### What you need to do
The entries below need to be written out exactly, with no pictures included.

## begin

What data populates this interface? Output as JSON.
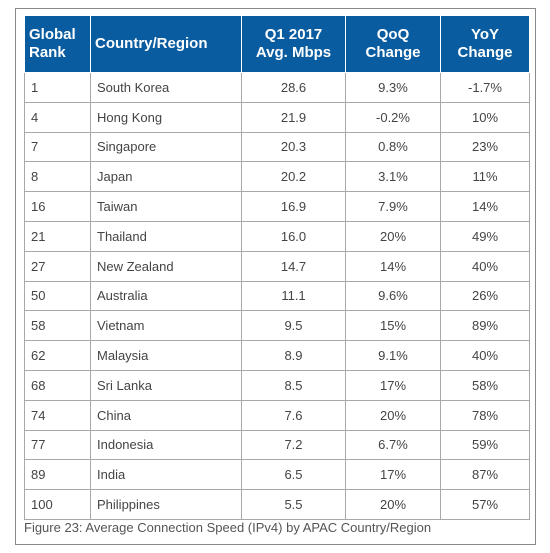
{
  "chart_data": {
    "type": "table",
    "headers": {
      "rank": [
        "Global",
        "Rank"
      ],
      "country": [
        "Country/Region"
      ],
      "speed": [
        "Q1 2017",
        "Avg. Mbps"
      ],
      "qoq": [
        "QoQ",
        "Change"
      ],
      "yoy": [
        "YoY",
        "Change"
      ]
    },
    "rows": [
      {
        "rank": "1",
        "country": "South Korea",
        "speed": "28.6",
        "qoq": "9.3%",
        "yoy": "-1.7%"
      },
      {
        "rank": "4",
        "country": "Hong Kong",
        "speed": "21.9",
        "qoq": "-0.2%",
        "yoy": "10%"
      },
      {
        "rank": "7",
        "country": "Singapore",
        "speed": "20.3",
        "qoq": "0.8%",
        "yoy": "23%"
      },
      {
        "rank": "8",
        "country": "Japan",
        "speed": "20.2",
        "qoq": "3.1%",
        "yoy": "11%"
      },
      {
        "rank": "16",
        "country": "Taiwan",
        "speed": "16.9",
        "qoq": "7.9%",
        "yoy": "14%"
      },
      {
        "rank": "21",
        "country": "Thailand",
        "speed": "16.0",
        "qoq": "20%",
        "yoy": "49%"
      },
      {
        "rank": "27",
        "country": "New Zealand",
        "speed": "14.7",
        "qoq": "14%",
        "yoy": "40%"
      },
      {
        "rank": "50",
        "country": "Australia",
        "speed": "11.1",
        "qoq": "9.6%",
        "yoy": "26%"
      },
      {
        "rank": "58",
        "country": "Vietnam",
        "speed": "9.5",
        "qoq": "15%",
        "yoy": "89%"
      },
      {
        "rank": "62",
        "country": "Malaysia",
        "speed": "8.9",
        "qoq": "9.1%",
        "yoy": "40%"
      },
      {
        "rank": "68",
        "country": "Sri Lanka",
        "speed": "8.5",
        "qoq": "17%",
        "yoy": "58%"
      },
      {
        "rank": "74",
        "country": "China",
        "speed": "7.6",
        "qoq": "20%",
        "yoy": "78%"
      },
      {
        "rank": "77",
        "country": "Indonesia",
        "speed": "7.2",
        "qoq": "6.7%",
        "yoy": "59%"
      },
      {
        "rank": "89",
        "country": "India",
        "speed": "6.5",
        "qoq": "17%",
        "yoy": "87%"
      },
      {
        "rank": "100",
        "country": "Philippines",
        "speed": "5.5",
        "qoq": "20%",
        "yoy": "57%"
      }
    ],
    "caption": "Figure 23: Average Connection Speed (IPv4) by APAC Country/Region",
    "header_color": "#0a5ca0"
  }
}
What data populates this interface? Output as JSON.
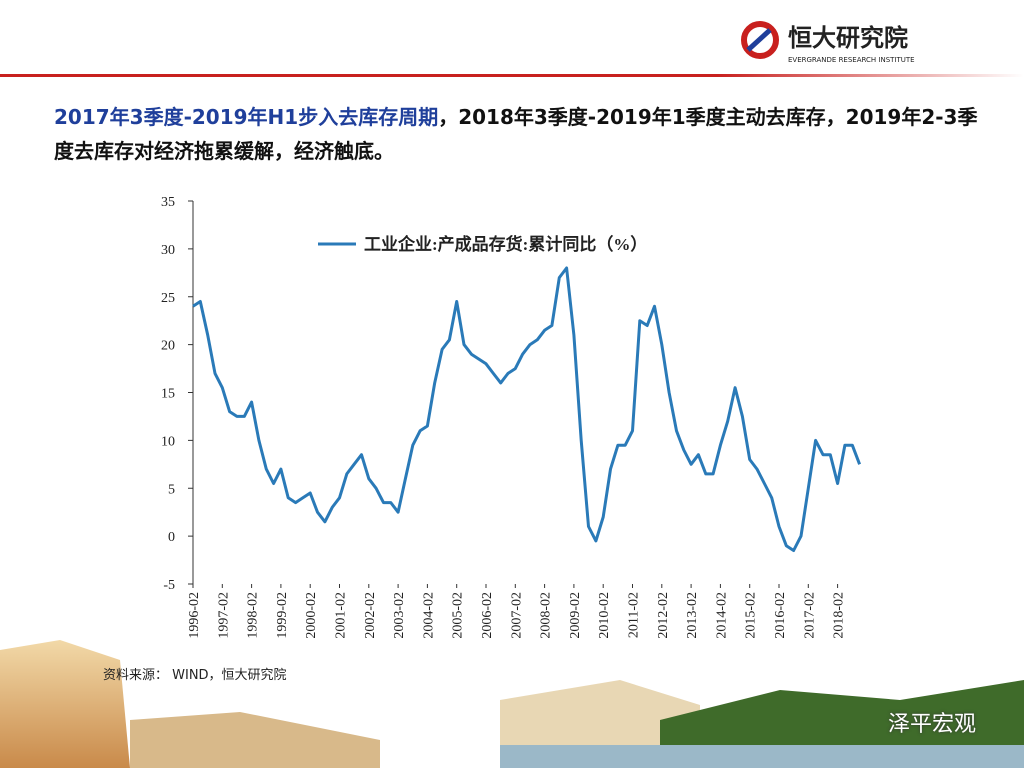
{
  "header": {
    "logo_cn": "恒大研究院",
    "logo_en": "EVERGRANDE RESEARCH INSTITUTE"
  },
  "slide": {
    "title_highlight": "2017年3季度-2019年H1步入去库存周期",
    "title_rest": "，2018年3季度-2019年1季度主动去库存，2019年2-3季度去库存对经济拖累缓解，经济触底。",
    "source": "资料来源： WIND，恒大研究院",
    "watermark": "泽平宏观"
  },
  "chart_data": {
    "type": "line",
    "categories": [
      "1996-02",
      "1996-05",
      "1996-08",
      "1996-11",
      "1997-02",
      "1997-05",
      "1997-08",
      "1997-11",
      "1998-02",
      "1998-05",
      "1998-08",
      "1998-11",
      "1999-02",
      "1999-05",
      "1999-08",
      "1999-11",
      "2000-02",
      "2000-05",
      "2000-08",
      "2000-11",
      "2001-02",
      "2001-05",
      "2001-08",
      "2001-11",
      "2002-02",
      "2002-05",
      "2002-08",
      "2002-11",
      "2003-02",
      "2003-05",
      "2003-08",
      "2003-11",
      "2004-02",
      "2004-05",
      "2004-08",
      "2004-11",
      "2005-02",
      "2005-05",
      "2005-08",
      "2005-11",
      "2006-02",
      "2006-05",
      "2006-08",
      "2006-11",
      "2007-02",
      "2007-05",
      "2007-08",
      "2007-11",
      "2008-02",
      "2008-05",
      "2008-08",
      "2008-11",
      "2009-02",
      "2009-05",
      "2009-08",
      "2009-11",
      "2010-02",
      "2010-05",
      "2010-08",
      "2010-11",
      "2011-02",
      "2011-05",
      "2011-08",
      "2011-11",
      "2012-02",
      "2012-05",
      "2012-08",
      "2012-11",
      "2013-02",
      "2013-05",
      "2013-08",
      "2013-11",
      "2014-02",
      "2014-05",
      "2014-08",
      "2014-11",
      "2015-02",
      "2015-05",
      "2015-08",
      "2015-11",
      "2016-02",
      "2016-05",
      "2016-08",
      "2016-11",
      "2017-02",
      "2017-05",
      "2017-08",
      "2017-11",
      "2018-02",
      "2018-05",
      "2018-08",
      "2018-11"
    ],
    "series": [
      {
        "name": "工业企业:产成品存货:累计同比（%）",
        "color": "#2a7ab8",
        "values": [
          24,
          24.5,
          21,
          17,
          15.5,
          13,
          12.5,
          12.5,
          14,
          10,
          7,
          5.5,
          7,
          4,
          3.5,
          4,
          4.5,
          2.5,
          1.5,
          3,
          4,
          6.5,
          7.5,
          8.5,
          6,
          5,
          3.5,
          3.5,
          2.5,
          6,
          9.5,
          11,
          11.5,
          16,
          19.5,
          20.5,
          24.5,
          20,
          19,
          18.5,
          18,
          17,
          16,
          17,
          17.5,
          19,
          20,
          20.5,
          21.5,
          22,
          27,
          28,
          21,
          10,
          1,
          -0.5,
          2,
          7,
          9.5,
          9.5,
          11,
          22.5,
          22,
          24,
          20,
          15,
          11,
          9,
          7.5,
          8.5,
          6.5,
          6.5,
          9.5,
          12,
          15.5,
          12.5,
          8,
          7,
          5.5,
          4,
          1,
          -1,
          -1.5,
          0,
          5,
          10,
          8.5,
          8.5,
          5.5,
          9.5,
          9.5,
          7.5
        ]
      }
    ],
    "ylim": [
      -5,
      35
    ],
    "yticks": [
      -5,
      0,
      5,
      10,
      15,
      20,
      25,
      30,
      35
    ],
    "xticks": [
      "1996-02",
      "1997-02",
      "1998-02",
      "1999-02",
      "2000-02",
      "2001-02",
      "2002-02",
      "2003-02",
      "2004-02",
      "2005-02",
      "2006-02",
      "2007-02",
      "2008-02",
      "2009-02",
      "2010-02",
      "2011-02",
      "2012-02",
      "2013-02",
      "2014-02",
      "2015-02",
      "2016-02",
      "2017-02",
      "2018-02"
    ],
    "legend": "top-left"
  }
}
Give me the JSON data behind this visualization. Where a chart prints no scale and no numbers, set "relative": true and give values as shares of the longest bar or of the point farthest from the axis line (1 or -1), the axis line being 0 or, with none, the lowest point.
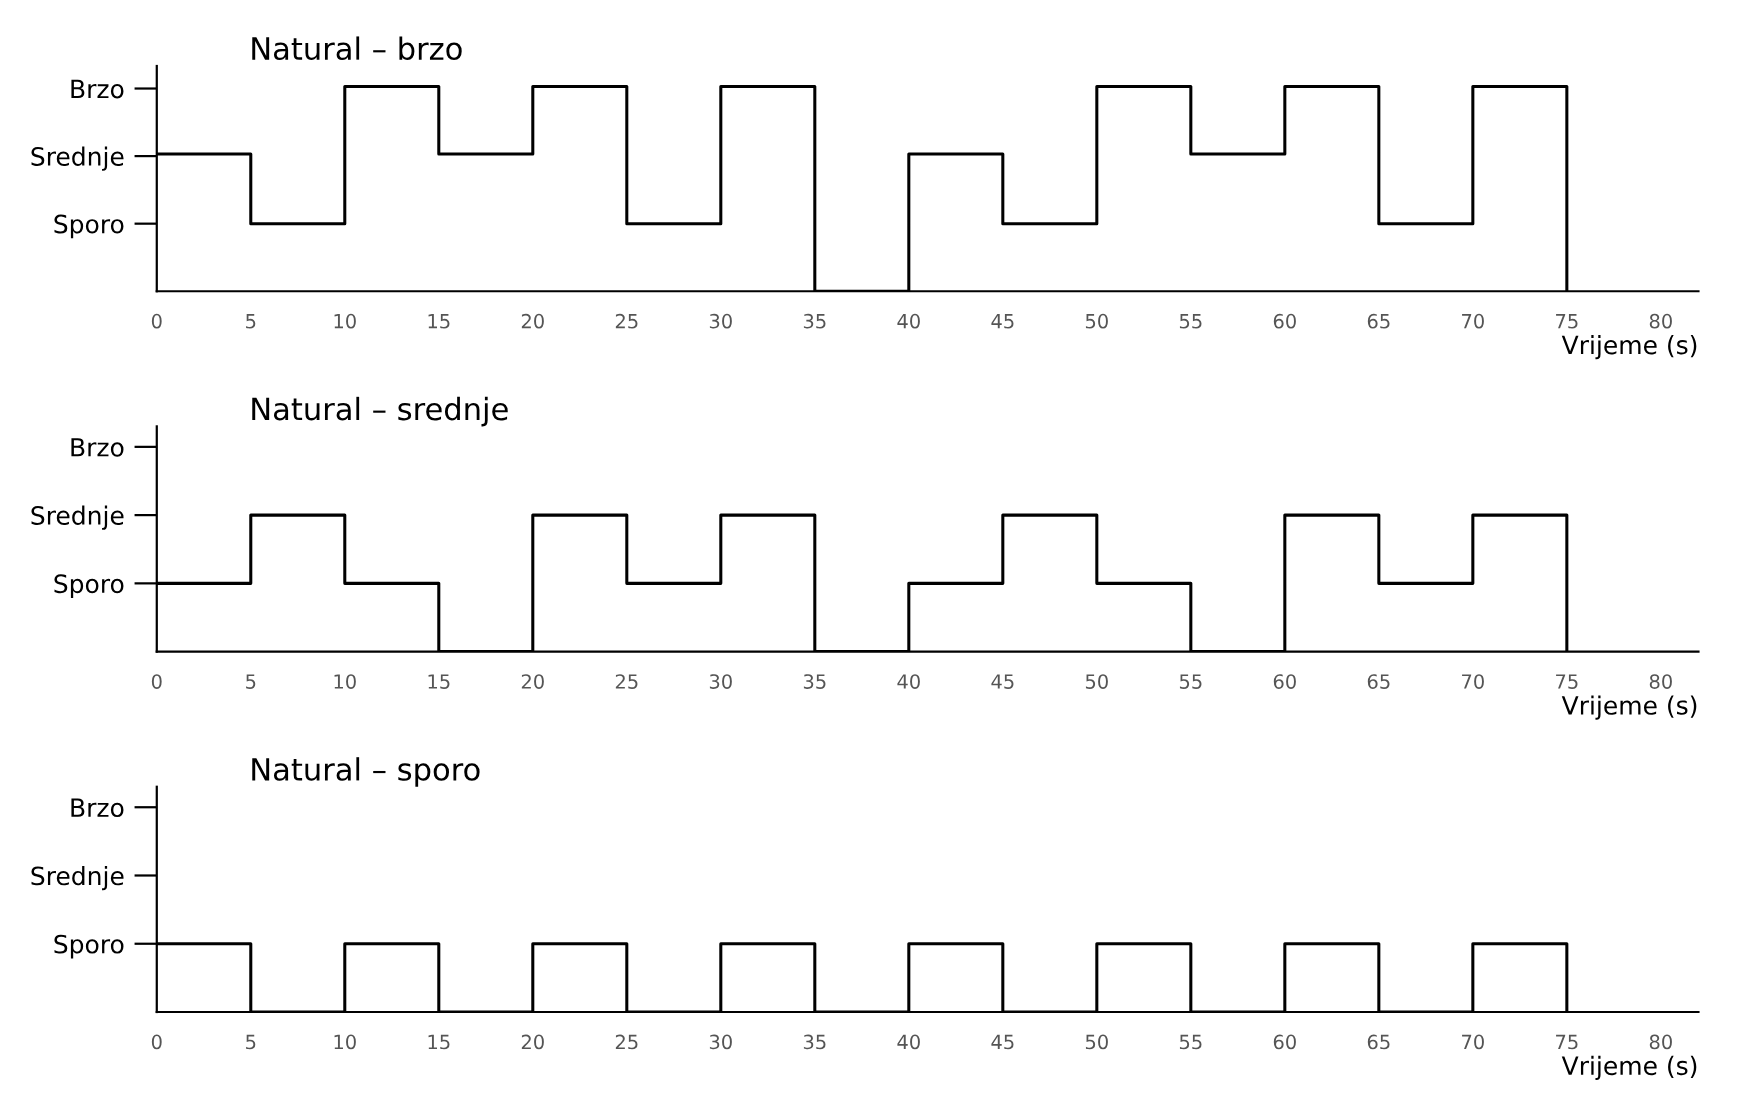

## end

### The output
What data populates this interface? Output as JSON.
{
  "chart_data": {
    "type": "table",
    "headers": {
      "rank": [
        "Global",
        "Rank"
      ],
      "country": [
        "Country/Region"
      ],
      "speed": [
        "Q1 2017",
        "Avg. Mbps"
      ],
      "qoq": [
        "QoQ",
        "Change"
      ],
      "yoy": [
        "YoY",
        "Change"
      ]
    },
    "rows": [
      {
        "rank": "1",
        "country": "South Korea",
        "speed": "28.6",
        "qoq": "9.3%",
        "yoy": "-1.7%"
      },
      {
        "rank": "4",
        "country": "Hong Kong",
        "speed": "21.9",
        "qoq": "-0.2%",
        "yoy": "10%"
      },
      {
        "rank": "7",
        "country": "Singapore",
        "speed": "20.3",
        "qoq": "0.8%",
        "yoy": "23%"
      },
      {
        "rank": "8",
        "country": "Japan",
        "speed": "20.2",
        "qoq": "3.1%",
        "yoy": "11%"
      },
      {
        "rank": "16",
        "country": "Taiwan",
        "speed": "16.9",
        "qoq": "7.9%",
        "yoy": "14%"
      },
      {
        "rank": "21",
        "country": "Thailand",
        "speed": "16.0",
        "qoq": "20%",
        "yoy": "49%"
      },
      {
        "rank": "27",
        "country": "New Zealand",
        "speed": "14.7",
        "qoq": "14%",
        "yoy": "40%"
      },
      {
        "rank": "50",
        "country": "Australia",
        "speed": "11.1",
        "qoq": "9.6%",
        "yoy": "26%"
      },
      {
        "rank": "58",
        "country": "Vietnam",
        "speed": "9.5",
        "qoq": "15%",
        "yoy": "89%"
      },
      {
        "rank": "62",
        "country": "Malaysia",
        "speed": "8.9",
        "qoq": "9.1%",
        "yoy": "40%"
      },
      {
        "rank": "68",
        "country": "Sri Lanka",
        "speed": "8.5",
        "qoq": "17%",
        "yoy": "58%"
      },
      {
        "rank": "74",
        "country": "China",
        "speed": "7.6",
        "qoq": "20%",
        "yoy": "78%"
      },
      {
        "rank": "77",
        "country": "Indonesia",
        "speed": "7.2",
        "qoq": "6.7%",
        "yoy": "59%"
      },
      {
        "rank": "89",
        "country": "India",
        "speed": "6.5",
        "qoq": "17%",
        "yoy": "87%"
      },
      {
        "rank": "100",
        "country": "Philippines",
        "speed": "5.5",
        "qoq": "20%",
        "yoy": "57%"
      }
    ],
    "caption": "Figure 23: Average Connection Speed (IPv4) by APAC Country/Region",
    "header_color": "#0a5ca0"
  }
}
What data populates this interface? Output as JSON.
{
  "header": {
    "logo_cn": "恒大研究院",
    "logo_en": "EVERGRANDE RESEARCH INSTITUTE"
  },
  "slide": {
    "title_highlight": "2017年3季度-2019年H1步入去库存周期",
    "title_rest": "，2018年3季度-2019年1季度主动去库存，2019年2-3季度去库存对经济拖累缓解，经济触底。",
    "source": "资料来源： WIND，恒大研究院",
    "watermark": "泽平宏观"
  },
  "chart_data": {
    "type": "line",
    "categories": [
      "1996-02",
      "1996-05",
      "1996-08",
      "1996-11",
      "1997-02",
      "1997-05",
      "1997-08",
      "1997-11",
      "1998-02",
      "1998-05",
      "1998-08",
      "1998-11",
      "1999-02",
      "1999-05",
      "1999-08",
      "1999-11",
      "2000-02",
      "2000-05",
      "2000-08",
      "2000-11",
      "2001-02",
      "2001-05",
      "2001-08",
      "2001-11",
      "2002-02",
      "2002-05",
      "2002-08",
      "2002-11",
      "2003-02",
      "2003-05",
      "2003-08",
      "2003-11",
      "2004-02",
      "2004-05",
      "2004-08",
      "2004-11",
      "2005-02",
      "2005-05",
      "2005-08",
      "2005-11",
      "2006-02",
      "2006-05",
      "2006-08",
      "2006-11",
      "2007-02",
      "2007-05",
      "2007-08",
      "2007-11",
      "2008-02",
      "2008-05",
      "2008-08",
      "2008-11",
      "2009-02",
      "2009-05",
      "2009-08",
      "2009-11",
      "2010-02",
      "2010-05",
      "2010-08",
      "2010-11",
      "2011-02",
      "2011-05",
      "2011-08",
      "2011-11",
      "2012-02",
      "2012-05",
      "2012-08",
      "2012-11",
      "2013-02",
      "2013-05",
      "2013-08",
      "2013-11",
      "2014-02",
      "2014-05",
      "2014-08",
      "2014-11",
      "2015-02",
      "2015-05",
      "2015-08",
      "2015-11",
      "2016-02",
      "2016-05",
      "2016-08",
      "2016-11",
      "2017-02",
      "2017-05",
      "2017-08",
      "2017-11",
      "2018-02",
      "2018-05",
      "2018-08",
      "2018-11"
    ],
    "series": [
      {
        "name": "工业企业:产成品存货:累计同比（%）",
        "color": "#2a7ab8",
        "values": [
          24,
          24.5,
          21,
          17,
          15.5,
          13,
          12.5,
          12.5,
          14,
          10,
          7,
          5.5,
          7,
          4,
          3.5,
          4,
          4.5,
          2.5,
          1.5,
          3,
          4,
          6.5,
          7.5,
          8.5,
          6,
          5,
          3.5,
          3.5,
          2.5,
          6,
          9.5,
          11,
          11.5,
          16,
          19.5,
          20.5,
          24.5,
          20,
          19,
          18.5,
          18,
          17,
          16,
          17,
          17.5,
          19,
          20,
          20.5,
          21.5,
          22,
          27,
          28,
          21,
          10,
          1,
          -0.5,
          2,
          7,
          9.5,
          9.5,
          11,
          22.5,
          22,
          24,
          20,
          15,
          11,
          9,
          7.5,
          8.5,
          6.5,
          6.5,
          9.5,
          12,
          15.5,
          12.5,
          8,
          7,
          5.5,
          4,
          1,
          -1,
          -1.5,
          0,
          5,
          10,
          8.5,
          8.5,
          5.5,
          9.5,
          9.5,
          7.5
        ]
      }
    ],
    "ylim": [
      -5,
      35
    ],
    "yticks": [
      -5,
      0,
      5,
      10,
      15,
      20,
      25,
      30,
      35
    ],
    "xticks": [
      "1996-02",
      "1997-02",
      "1998-02",
      "1999-02",
      "2000-02",
      "2001-02",
      "2002-02",
      "2003-02",
      "2004-02",
      "2005-02",
      "2006-02",
      "2007-02",
      "2008-02",
      "2009-02",
      "2010-02",
      "2011-02",
      "2012-02",
      "2013-02",
      "2014-02",
      "2015-02",
      "2016-02",
      "2017-02",
      "2018-02"
    ],
    "legend": "top-left"
  }
}
Give me the JSON data behind this visualization. Where a chart prints no scale and no numbers, set "relative": true and give values as shares of the longest bar or of the point farthest from the axis line (1 or -1), the axis line being 0 or, with none, the lowest point.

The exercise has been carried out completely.